Saved entries:
>> Begin
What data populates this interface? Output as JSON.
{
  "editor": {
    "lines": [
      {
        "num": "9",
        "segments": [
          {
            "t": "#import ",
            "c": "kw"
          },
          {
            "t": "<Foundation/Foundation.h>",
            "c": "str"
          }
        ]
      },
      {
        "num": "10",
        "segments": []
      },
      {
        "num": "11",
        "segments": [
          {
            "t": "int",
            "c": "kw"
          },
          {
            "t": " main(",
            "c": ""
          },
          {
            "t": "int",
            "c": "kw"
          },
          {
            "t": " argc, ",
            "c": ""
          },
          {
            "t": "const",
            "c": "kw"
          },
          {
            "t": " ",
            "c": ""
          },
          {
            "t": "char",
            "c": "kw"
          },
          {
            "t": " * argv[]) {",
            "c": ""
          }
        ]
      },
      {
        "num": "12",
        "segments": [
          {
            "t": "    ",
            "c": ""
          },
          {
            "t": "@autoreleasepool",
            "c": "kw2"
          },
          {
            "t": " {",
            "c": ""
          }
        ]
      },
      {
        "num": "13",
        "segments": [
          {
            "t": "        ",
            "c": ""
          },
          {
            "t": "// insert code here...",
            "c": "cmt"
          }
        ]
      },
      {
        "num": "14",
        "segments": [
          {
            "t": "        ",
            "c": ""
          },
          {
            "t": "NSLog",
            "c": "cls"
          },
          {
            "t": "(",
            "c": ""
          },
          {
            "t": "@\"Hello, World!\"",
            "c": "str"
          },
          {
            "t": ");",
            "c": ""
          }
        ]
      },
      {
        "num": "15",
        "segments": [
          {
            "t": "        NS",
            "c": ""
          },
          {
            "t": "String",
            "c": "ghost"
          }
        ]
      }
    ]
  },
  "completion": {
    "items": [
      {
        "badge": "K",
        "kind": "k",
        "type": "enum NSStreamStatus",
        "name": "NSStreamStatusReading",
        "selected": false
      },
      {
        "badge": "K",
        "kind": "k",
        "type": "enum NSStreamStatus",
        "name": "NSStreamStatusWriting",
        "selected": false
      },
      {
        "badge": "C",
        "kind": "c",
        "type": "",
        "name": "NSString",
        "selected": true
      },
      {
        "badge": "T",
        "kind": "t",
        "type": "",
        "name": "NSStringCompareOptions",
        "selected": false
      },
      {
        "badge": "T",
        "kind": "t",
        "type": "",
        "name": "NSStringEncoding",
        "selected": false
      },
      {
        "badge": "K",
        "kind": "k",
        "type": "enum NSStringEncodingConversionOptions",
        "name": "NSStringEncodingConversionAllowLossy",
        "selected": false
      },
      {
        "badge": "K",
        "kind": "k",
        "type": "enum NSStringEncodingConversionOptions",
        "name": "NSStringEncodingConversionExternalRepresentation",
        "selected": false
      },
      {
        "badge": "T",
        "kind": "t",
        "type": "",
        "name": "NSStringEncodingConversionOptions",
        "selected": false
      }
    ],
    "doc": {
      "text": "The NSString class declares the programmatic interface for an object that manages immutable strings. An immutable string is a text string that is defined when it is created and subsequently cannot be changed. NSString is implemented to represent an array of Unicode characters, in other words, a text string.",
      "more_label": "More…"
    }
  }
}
>> End
#### Written exercise
Copy out the full material exactly as it appears.

#### Response to this exercise
What data populates this interface? Output as JSON.
{
  "editor": {
    "lines": [
      {
        "num": "9",
        "segments": [
          {
            "t": "#import ",
            "c": "kw"
          },
          {
            "t": "<Foundation/Foundation.h>",
            "c": "str"
          }
        ]
      },
      {
        "num": "10",
        "segments": []
      },
      {
        "num": "11",
        "segments": [
          {
            "t": "int",
            "c": "kw"
          },
          {
            "t": " main(",
            "c": ""
          },
          {
            "t": "int",
            "c": "kw"
          },
          {
            "t": " argc, ",
            "c": ""
          },
          {
            "t": "const",
            "c": "kw"
          },
          {
            "t": " ",
            "c": ""
          },
          {
            "t": "char",
            "c": "kw"
          },
          {
            "t": " * argv[]) {",
            "c": ""
          }
        ]
      },
      {
        "num": "12",
        "segments": [
          {
            "t": "    ",
            "c": ""
          },
          {
            "t": "@autoreleasepool",
            "c": "kw2"
          },
          {
            "t": " {",
            "c": ""
          }
        ]
      },
      {
        "num": "13",
        "segments": [
          {
            "t": "        ",
            "c": ""
          },
          {
            "t": "// insert code here...",
            "c": "cmt"
          }
        ]
      },
      {
        "num": "14",
        "segments": [
          {
            "t": "        ",
            "c": ""
          },
          {
            "t": "NSLog",
            "c": "cls"
          },
          {
            "t": "(",
            "c": ""
          },
          {
            "t": "@\"Hello, World!\"",
            "c": "str"
          },
          {
            "t": ");",
            "c": ""
          }
        ]
      },
      {
        "num": "15",
        "segments": [
          {
            "t": "        NS",
            "c": ""
          },
          {
            "t": "String",
            "c": "ghost"
          }
        ]
      }
    ]
  },
  "completion": {
    "items": [
      {
        "badge": "K",
        "kind": "k",
        "type": "enum NSStreamStatus",
        "name": "NSStreamStatusReading",
        "selected": false
      },
      {
        "badge": "K",
        "kind": "k",
        "type": "enum NSStreamStatus",
        "name": "NSStreamStatusWriting",
        "selected": false
      },
      {
        "badge": "C",
        "kind": "c",
        "type": "",
        "name": "NSString",
        "selected": true
      },
      {
        "badge": "T",
        "kind": "t",
        "type": "",
        "name": "NSStringCompareOptions",
        "selected": false
      },
      {
        "badge": "T",
        "kind": "t",
        "type": "",
        "name": "NSStringEncoding",
        "selected": false
      },
      {
        "badge": "K",
        "kind": "k",
        "type": "enum NSStringEncodingConversionOptions",
        "name": "NSStringEncodingConversionAllowLossy",
        "selected": false
      },
      {
        "badge": "K",
        "kind": "k",
        "type": "enum NSStringEncodingConversionOptions",
        "name": "NSStringEncodingConversionExternalRepresentation",
        "selected": false
      },
      {
        "badge": "T",
        "kind": "t",
        "type": "",
        "name": "NSStringEncodingConversionOptions",
        "selected": false
      }
    ],
    "doc": {
      "text": "The NSString class declares the programmatic interface for an object that manages immutable strings. An immutable string is a text string that is defined when it is created and subsequently cannot be changed. NSString is implemented to represent an array of Unicode characters, in other words, a text string.",
      "more_label": "More…"
    }
  }
}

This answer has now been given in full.